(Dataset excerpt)
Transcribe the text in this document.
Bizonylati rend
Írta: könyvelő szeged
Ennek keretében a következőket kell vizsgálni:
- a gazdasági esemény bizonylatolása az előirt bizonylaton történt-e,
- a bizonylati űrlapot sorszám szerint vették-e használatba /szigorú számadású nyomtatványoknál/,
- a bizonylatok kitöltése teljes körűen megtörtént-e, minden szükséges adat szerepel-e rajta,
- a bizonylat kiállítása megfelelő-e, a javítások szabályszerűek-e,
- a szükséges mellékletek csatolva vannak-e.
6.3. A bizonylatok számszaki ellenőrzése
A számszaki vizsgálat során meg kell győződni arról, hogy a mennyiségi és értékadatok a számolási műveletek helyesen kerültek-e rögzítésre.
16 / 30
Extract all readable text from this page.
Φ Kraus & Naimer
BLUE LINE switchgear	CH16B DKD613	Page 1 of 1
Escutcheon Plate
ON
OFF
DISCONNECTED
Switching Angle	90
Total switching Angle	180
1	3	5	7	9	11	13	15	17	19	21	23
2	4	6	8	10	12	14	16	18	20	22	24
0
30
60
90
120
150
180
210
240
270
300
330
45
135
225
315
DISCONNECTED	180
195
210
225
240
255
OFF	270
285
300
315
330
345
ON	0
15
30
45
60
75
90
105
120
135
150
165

Required work — Pull every line containing the word "szükséges" out of the entries above.

Written response —
- a bizonylatok kitöltése teljes körűen megtörtént-e, minden szükséges adat szerepel-e rajta,
- a szükséges mellékletek csatolva vannak-e.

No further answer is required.